▶ [Given problem]:
Take the data below and repeat it exactly.

(Collection entries)
--- Begin ---

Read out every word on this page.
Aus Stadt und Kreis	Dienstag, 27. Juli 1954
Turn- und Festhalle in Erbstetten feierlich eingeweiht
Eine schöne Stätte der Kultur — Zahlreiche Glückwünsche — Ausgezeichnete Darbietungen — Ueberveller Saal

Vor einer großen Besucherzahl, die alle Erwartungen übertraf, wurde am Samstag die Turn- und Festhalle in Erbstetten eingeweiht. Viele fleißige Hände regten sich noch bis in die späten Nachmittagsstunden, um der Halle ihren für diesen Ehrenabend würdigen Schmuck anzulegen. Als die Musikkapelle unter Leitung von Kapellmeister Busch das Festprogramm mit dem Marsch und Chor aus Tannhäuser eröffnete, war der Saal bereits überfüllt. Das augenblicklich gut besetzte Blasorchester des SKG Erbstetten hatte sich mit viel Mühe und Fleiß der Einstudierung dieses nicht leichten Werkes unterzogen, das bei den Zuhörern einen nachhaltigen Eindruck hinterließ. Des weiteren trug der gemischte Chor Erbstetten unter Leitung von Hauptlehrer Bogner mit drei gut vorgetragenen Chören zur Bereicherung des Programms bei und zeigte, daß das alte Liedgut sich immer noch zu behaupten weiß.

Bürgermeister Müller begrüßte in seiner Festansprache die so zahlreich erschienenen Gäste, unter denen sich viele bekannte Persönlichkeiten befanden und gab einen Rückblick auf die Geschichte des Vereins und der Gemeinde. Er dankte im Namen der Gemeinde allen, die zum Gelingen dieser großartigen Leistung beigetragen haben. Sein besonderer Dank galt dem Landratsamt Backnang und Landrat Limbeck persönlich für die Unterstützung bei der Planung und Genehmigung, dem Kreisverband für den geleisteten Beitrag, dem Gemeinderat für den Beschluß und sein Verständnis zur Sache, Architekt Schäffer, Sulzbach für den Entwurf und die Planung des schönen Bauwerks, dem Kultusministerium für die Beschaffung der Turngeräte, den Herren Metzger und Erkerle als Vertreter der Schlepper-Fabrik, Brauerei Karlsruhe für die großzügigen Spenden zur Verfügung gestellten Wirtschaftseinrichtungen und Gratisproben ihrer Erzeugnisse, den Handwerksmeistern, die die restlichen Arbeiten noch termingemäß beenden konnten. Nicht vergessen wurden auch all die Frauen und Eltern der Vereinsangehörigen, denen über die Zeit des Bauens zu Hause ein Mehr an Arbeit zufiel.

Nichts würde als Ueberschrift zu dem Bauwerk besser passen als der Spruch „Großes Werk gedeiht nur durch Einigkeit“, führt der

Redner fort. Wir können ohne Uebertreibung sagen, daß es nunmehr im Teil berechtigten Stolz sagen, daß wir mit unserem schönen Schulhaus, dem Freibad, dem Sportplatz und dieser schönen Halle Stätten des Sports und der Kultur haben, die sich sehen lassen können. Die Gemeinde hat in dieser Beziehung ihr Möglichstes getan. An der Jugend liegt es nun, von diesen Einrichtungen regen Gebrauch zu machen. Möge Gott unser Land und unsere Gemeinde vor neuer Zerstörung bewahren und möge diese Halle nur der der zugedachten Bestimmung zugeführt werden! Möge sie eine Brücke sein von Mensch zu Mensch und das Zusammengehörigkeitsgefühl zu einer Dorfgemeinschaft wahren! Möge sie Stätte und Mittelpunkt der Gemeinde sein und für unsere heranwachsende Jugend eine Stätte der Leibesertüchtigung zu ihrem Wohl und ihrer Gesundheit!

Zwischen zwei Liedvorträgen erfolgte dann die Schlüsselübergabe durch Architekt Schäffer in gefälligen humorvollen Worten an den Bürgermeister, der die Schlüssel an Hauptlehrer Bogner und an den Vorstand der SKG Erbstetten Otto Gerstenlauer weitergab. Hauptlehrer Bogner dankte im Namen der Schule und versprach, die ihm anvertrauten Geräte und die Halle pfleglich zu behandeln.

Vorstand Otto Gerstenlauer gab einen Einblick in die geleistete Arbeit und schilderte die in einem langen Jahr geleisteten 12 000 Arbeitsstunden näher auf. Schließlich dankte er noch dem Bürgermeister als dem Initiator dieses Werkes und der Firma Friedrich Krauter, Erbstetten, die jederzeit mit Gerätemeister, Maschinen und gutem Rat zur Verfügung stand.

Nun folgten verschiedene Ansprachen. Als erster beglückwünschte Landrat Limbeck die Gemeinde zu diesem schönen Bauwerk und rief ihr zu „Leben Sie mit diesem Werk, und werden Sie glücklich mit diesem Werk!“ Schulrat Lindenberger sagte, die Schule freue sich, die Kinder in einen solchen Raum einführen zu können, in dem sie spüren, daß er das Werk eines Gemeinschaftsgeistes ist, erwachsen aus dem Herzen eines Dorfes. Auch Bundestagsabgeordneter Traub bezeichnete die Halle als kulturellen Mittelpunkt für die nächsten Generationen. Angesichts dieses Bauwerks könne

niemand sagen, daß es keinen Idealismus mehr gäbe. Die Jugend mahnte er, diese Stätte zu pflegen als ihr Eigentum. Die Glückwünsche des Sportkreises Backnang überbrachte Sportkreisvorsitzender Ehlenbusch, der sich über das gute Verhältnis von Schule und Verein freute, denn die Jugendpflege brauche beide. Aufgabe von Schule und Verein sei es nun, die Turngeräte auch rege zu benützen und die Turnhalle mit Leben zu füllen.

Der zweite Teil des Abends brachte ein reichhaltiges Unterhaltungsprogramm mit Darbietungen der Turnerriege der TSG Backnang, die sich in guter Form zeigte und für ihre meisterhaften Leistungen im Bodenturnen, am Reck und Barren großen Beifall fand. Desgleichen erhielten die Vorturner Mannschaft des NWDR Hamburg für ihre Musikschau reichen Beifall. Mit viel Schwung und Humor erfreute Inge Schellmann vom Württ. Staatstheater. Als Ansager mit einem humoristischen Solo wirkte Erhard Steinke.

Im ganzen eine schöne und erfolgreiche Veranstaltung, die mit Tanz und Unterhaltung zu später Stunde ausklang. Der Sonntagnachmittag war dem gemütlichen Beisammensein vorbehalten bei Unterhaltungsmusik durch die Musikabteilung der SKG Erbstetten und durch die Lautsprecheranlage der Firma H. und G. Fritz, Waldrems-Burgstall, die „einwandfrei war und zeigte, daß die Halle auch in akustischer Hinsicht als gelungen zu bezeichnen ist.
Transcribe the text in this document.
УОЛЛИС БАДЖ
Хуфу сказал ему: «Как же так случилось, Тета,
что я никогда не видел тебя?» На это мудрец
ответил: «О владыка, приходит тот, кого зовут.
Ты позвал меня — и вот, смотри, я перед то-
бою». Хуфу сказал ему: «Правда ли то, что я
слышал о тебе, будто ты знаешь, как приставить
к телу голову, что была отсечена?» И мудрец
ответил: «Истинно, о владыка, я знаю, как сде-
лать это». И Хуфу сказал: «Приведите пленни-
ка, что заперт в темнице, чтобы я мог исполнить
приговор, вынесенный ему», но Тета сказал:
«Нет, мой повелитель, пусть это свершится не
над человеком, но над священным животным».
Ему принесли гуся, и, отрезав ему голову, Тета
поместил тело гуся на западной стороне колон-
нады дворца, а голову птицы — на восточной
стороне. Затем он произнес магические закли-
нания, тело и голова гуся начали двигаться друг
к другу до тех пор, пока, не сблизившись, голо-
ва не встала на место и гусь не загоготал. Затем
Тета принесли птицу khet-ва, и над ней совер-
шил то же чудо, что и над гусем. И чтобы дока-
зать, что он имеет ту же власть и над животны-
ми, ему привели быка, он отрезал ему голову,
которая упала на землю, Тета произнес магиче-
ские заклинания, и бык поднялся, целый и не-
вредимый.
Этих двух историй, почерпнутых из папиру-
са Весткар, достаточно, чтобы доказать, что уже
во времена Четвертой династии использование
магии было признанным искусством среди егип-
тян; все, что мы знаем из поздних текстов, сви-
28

--- End ---

▶ [Output of the exercise]:
Read out every word on this page.
Aus Stadt und Kreis	Dienstag, 27. Juli 1954
Turn- und Festhalle in Erbstetten feierlich eingeweiht
Eine schöne Stätte der Kultur — Zahlreiche Glückwünsche — Ausgezeichnete Darbietungen — Ueberveller Saal

Vor einer großen Besucherzahl, die alle Erwartungen übertraf, wurde am Samstag die Turn- und Festhalle in Erbstetten eingeweiht. Viele fleißige Hände regten sich noch bis in die späten Nachmittagsstunden, um der Halle ihren für diesen Ehrenabend würdigen Schmuck anzulegen. Als die Musikkapelle unter Leitung von Kapellmeister Busch das Festprogramm mit dem Marsch und Chor aus Tannhäuser eröffnete, war der Saal bereits überfüllt. Das augenblicklich gut besetzte Blasorchester des SKG Erbstetten hatte sich mit viel Mühe und Fleiß der Einstudierung dieses nicht leichten Werkes unterzogen, das bei den Zuhörern einen nachhaltigen Eindruck hinterließ. Des weiteren trug der gemischte Chor Erbstetten unter Leitung von Hauptlehrer Bogner mit drei gut vorgetragenen Chören zur Bereicherung des Programms bei und zeigte, daß das alte Liedgut sich immer noch zu behaupten weiß.

Bürgermeister Müller begrüßte in seiner Festansprache die so zahlreich erschienenen Gäste, unter denen sich viele bekannte Persönlichkeiten befanden und gab einen Rückblick auf die Geschichte des Vereins und der Gemeinde. Er dankte im Namen der Gemeinde allen, die zum Gelingen dieser großartigen Leistung beigetragen haben. Sein besonderer Dank galt dem Landratsamt Backnang und Landrat Limbeck persönlich für die Unterstützung bei der Planung und Genehmigung, dem Kreisverband für den geleisteten Beitrag, dem Gemeinderat für den Beschluß und sein Verständnis zur Sache, Architekt Schäffer, Sulzbach für den Entwurf und die Planung des schönen Bauwerks, dem Kultusministerium für die Beschaffung der Turngeräte, den Herren Metzger und Erkerle als Vertreter der Schlepper-Fabrik, Brauerei Karlsruhe für die großzügigen Spenden zur Verfügung gestellten Wirtschaftseinrichtungen und Gratisproben ihrer Erzeugnisse, den Handwerksmeistern, die die restlichen Arbeiten noch termingemäß beenden konnten. Nicht vergessen wurden auch all die Frauen und Eltern der Vereinsangehörigen, denen über die Zeit des Bauens zu Hause ein Mehr an Arbeit zufiel.

Nichts würde als Ueberschrift zu dem Bauwerk besser passen als der Spruch „Großes Werk gedeiht nur durch Einigkeit“, führt der

Redner fort. Wir können ohne Uebertreibung sagen, daß es nunmehr im Teil berechtigten Stolz sagen, daß wir mit unserem schönen Schulhaus, dem Freibad, dem Sportplatz und dieser schönen Halle Stätten des Sports und der Kultur haben, die sich sehen lassen können. Die Gemeinde hat in dieser Beziehung ihr Möglichstes getan. An der Jugend liegt es nun, von diesen Einrichtungen regen Gebrauch zu machen. Möge Gott unser Land und unsere Gemeinde vor neuer Zerstörung bewahren und möge diese Halle nur der der zugedachten Bestimmung zugeführt werden! Möge sie eine Brücke sein von Mensch zu Mensch und das Zusammengehörigkeitsgefühl zu einer Dorfgemeinschaft wahren! Möge sie Stätte und Mittelpunkt der Gemeinde sein und für unsere heranwachsende Jugend eine Stätte der Leibesertüchtigung zu ihrem Wohl und ihrer Gesundheit!

Zwischen zwei Liedvorträgen erfolgte dann die Schlüsselübergabe durch Architekt Schäffer in gefälligen humorvollen Worten an den Bürgermeister, der die Schlüssel an Hauptlehrer Bogner und an den Vorstand der SKG Erbstetten Otto Gerstenlauer weitergab. Hauptlehrer Bogner dankte im Namen der Schule und versprach, die ihm anvertrauten Geräte und die Halle pfleglich zu behandeln.

Vorstand Otto Gerstenlauer gab einen Einblick in die geleistete Arbeit und schilderte die in einem langen Jahr geleisteten 12 000 Arbeitsstunden näher auf. Schließlich dankte er noch dem Bürgermeister als dem Initiator dieses Werkes und der Firma Friedrich Krauter, Erbstetten, die jederzeit mit Gerätemeister, Maschinen und gutem Rat zur Verfügung stand.

Nun folgten verschiedene Ansprachen. Als erster beglückwünschte Landrat Limbeck die Gemeinde zu diesem schönen Bauwerk und rief ihr zu „Leben Sie mit diesem Werk, und werden Sie glücklich mit diesem Werk!“ Schulrat Lindenberger sagte, die Schule freue sich, die Kinder in einen solchen Raum einführen zu können, in dem sie spüren, daß er das Werk eines Gemeinschaftsgeistes ist, erwachsen aus dem Herzen eines Dorfes. Auch Bundestagsabgeordneter Traub bezeichnete die Halle als kulturellen Mittelpunkt für die nächsten Generationen. Angesichts dieses Bauwerks könne

niemand sagen, daß es keinen Idealismus mehr gäbe. Die Jugend mahnte er, diese Stätte zu pflegen als ihr Eigentum. Die Glückwünsche des Sportkreises Backnang überbrachte Sportkreisvorsitzender Ehlenbusch, der sich über das gute Verhältnis von Schule und Verein freute, denn die Jugendpflege brauche beide. Aufgabe von Schule und Verein sei es nun, die Turngeräte auch rege zu benützen und die Turnhalle mit Leben zu füllen.

Der zweite Teil des Abends brachte ein reichhaltiges Unterhaltungsprogramm mit Darbietungen der Turnerriege der TSG Backnang, die sich in guter Form zeigte und für ihre meisterhaften Leistungen im Bodenturnen, am Reck und Barren großen Beifall fand. Desgleichen erhielten die Vorturner Mannschaft des NWDR Hamburg für ihre Musikschau reichen Beifall. Mit viel Schwung und Humor erfreute Inge Schellmann vom Württ. Staatstheater. Als Ansager mit einem humoristischen Solo wirkte Erhard Steinke.

Im ganzen eine schöne und erfolgreiche Veranstaltung, die mit Tanz und Unterhaltung zu später Stunde ausklang. Der Sonntagnachmittag war dem gemütlichen Beisammensein vorbehalten bei Unterhaltungsmusik durch die Musikabteilung der SKG Erbstetten und durch die Lautsprecheranlage der Firma H. und G. Fritz, Waldrems-Burgstall, die „einwandfrei war und zeigte, daß die Halle auch in akustischer Hinsicht als gelungen zu bezeichnen ist.
Transcribe the text in this document.
УОЛЛИС БАДЖ
Хуфу сказал ему: «Как же так случилось, Тета,
что я никогда не видел тебя?» На это мудрец
ответил: «О владыка, приходит тот, кого зовут.
Ты позвал меня — и вот, смотри, я перед то-
бою». Хуфу сказал ему: «Правда ли то, что я
слышал о тебе, будто ты знаешь, как приставить
к телу голову, что была отсечена?» И мудрец
ответил: «Истинно, о владыка, я знаю, как сде-
лать это». И Хуфу сказал: «Приведите пленни-
ка, что заперт в темнице, чтобы я мог исполнить
приговор, вынесенный ему», но Тета сказал:
«Нет, мой повелитель, пусть это свершится не
над человеком, но над священным животным».
Ему принесли гуся, и, отрезав ему голову, Тета
поместил тело гуся на западной стороне колон-
нады дворца, а голову птицы — на восточной
стороне. Затем он произнес магические закли-
нания, тело и голова гуся начали двигаться друг
к другу до тех пор, пока, не сблизившись, голо-
ва не встала на место и гусь не загоготал. Затем
Тета принесли птицу khet-ва, и над ней совер-
шил то же чудо, что и над гусем. И чтобы дока-
зать, что он имеет ту же власть и над животны-
ми, ему привели быка, он отрезал ему голову,
которая упала на землю, Тета произнес магиче-
ские заклинания, и бык поднялся, целый и не-
вредимый.
Этих двух историй, почерпнутых из папиру-
са Весткар, достаточно, чтобы доказать, что уже
во времена Четвертой династии использование
магии было признанным искусством среди егип-
тян; все, что мы знаем из поздних текстов, сви-
28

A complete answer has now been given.